- **Aim**:
Write the records below out again exactly as given, with no images.

### The data ###

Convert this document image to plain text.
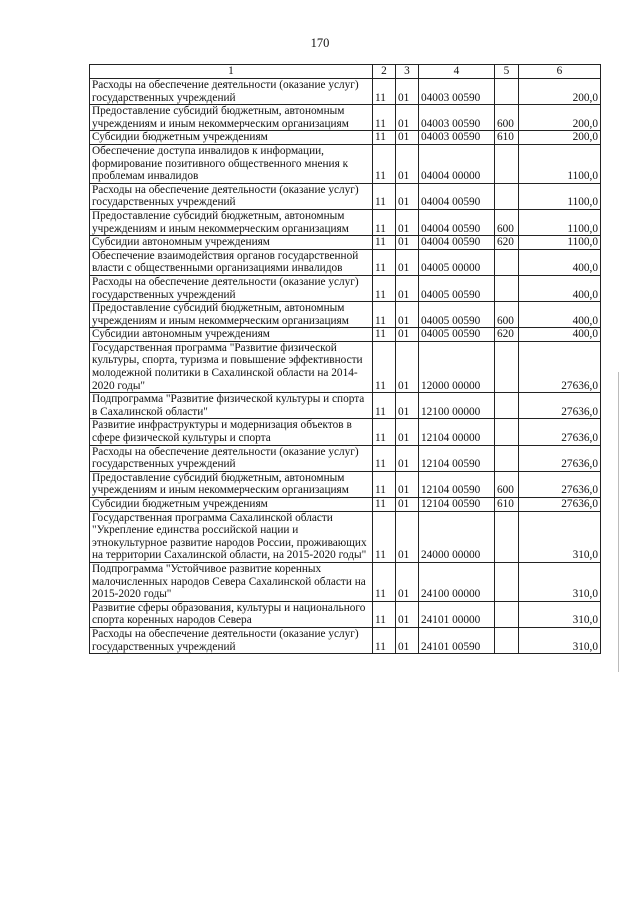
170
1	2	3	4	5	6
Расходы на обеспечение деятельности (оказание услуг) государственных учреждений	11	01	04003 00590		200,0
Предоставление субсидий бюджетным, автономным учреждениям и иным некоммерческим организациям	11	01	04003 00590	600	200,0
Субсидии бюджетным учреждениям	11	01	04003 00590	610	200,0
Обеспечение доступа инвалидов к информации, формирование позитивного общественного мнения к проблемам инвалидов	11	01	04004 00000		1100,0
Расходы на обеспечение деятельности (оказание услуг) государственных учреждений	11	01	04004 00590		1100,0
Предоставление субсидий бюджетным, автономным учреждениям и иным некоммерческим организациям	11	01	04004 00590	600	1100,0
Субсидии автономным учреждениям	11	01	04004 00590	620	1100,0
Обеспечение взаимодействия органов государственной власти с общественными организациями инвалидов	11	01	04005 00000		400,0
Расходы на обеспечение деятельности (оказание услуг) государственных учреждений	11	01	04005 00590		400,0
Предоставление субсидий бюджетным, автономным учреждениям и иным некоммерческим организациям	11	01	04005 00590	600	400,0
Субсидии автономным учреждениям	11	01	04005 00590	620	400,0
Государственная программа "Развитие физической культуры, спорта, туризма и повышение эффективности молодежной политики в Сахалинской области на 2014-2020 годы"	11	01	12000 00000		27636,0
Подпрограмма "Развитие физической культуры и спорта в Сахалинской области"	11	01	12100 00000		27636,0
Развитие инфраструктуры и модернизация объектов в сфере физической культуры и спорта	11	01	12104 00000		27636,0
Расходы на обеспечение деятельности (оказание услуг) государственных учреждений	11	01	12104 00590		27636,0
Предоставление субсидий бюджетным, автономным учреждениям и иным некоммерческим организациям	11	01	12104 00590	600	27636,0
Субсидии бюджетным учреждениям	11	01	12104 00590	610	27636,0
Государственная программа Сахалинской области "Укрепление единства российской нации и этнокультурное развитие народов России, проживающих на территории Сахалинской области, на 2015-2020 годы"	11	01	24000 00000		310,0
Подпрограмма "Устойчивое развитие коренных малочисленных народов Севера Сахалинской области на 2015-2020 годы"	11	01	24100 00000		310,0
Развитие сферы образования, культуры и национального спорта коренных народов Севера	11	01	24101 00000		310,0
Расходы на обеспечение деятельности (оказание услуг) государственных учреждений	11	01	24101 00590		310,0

###

- **The result**:
Convert this document image to plain text.
170
1	2	3	4	5	6
Расходы на обеспечение деятельности (оказание услуг) государственных учреждений	11	01	04003 00590		200,0
Предоставление субсидий бюджетным, автономным учреждениям и иным некоммерческим организациям	11	01	04003 00590	600	200,0
Субсидии бюджетным учреждениям	11	01	04003 00590	610	200,0
Обеспечение доступа инвалидов к информации, формирование позитивного общественного мнения к проблемам инвалидов	11	01	04004 00000		1100,0
Расходы на обеспечение деятельности (оказание услуг) государственных учреждений	11	01	04004 00590		1100,0
Предоставление субсидий бюджетным, автономным учреждениям и иным некоммерческим организациям	11	01	04004 00590	600	1100,0
Субсидии автономным учреждениям	11	01	04004 00590	620	1100,0
Обеспечение взаимодействия органов государственной власти с общественными организациями инвалидов	11	01	04005 00000		400,0
Расходы на обеспечение деятельности (оказание услуг) государственных учреждений	11	01	04005 00590		400,0
Предоставление субсидий бюджетным, автономным учреждениям и иным некоммерческим организациям	11	01	04005 00590	600	400,0
Субсидии автономным учреждениям	11	01	04005 00590	620	400,0
Государственная программа "Развитие физической культуры, спорта, туризма и повышение эффективности молодежной политики в Сахалинской области на 2014-2020 годы"	11	01	12000 00000		27636,0
Подпрограмма "Развитие физической культуры и спорта в Сахалинской области"	11	01	12100 00000		27636,0
Развитие инфраструктуры и модернизация объектов в сфере физической культуры и спорта	11	01	12104 00000		27636,0
Расходы на обеспечение деятельности (оказание услуг) государственных учреждений	11	01	12104 00590		27636,0
Предоставление субсидий бюджетным, автономным учреждениям и иным некоммерческим организациям	11	01	12104 00590	600	27636,0
Субсидии бюджетным учреждениям	11	01	12104 00590	610	27636,0
Государственная программа Сахалинской области "Укрепление единства российской нации и этнокультурное развитие народов России, проживающих на территории Сахалинской области, на 2015-2020 годы"	11	01	24000 00000		310,0
Подпрограмма "Устойчивое развитие коренных малочисленных народов Севера Сахалинской области на 2015-2020 годы"	11	01	24100 00000		310,0
Развитие сферы образования, культуры и национального спорта коренных народов Севера	11	01	24101 00000		310,0
Расходы на обеспечение деятельности (оказание услуг) государственных учреждений	11	01	24101 00590		310,0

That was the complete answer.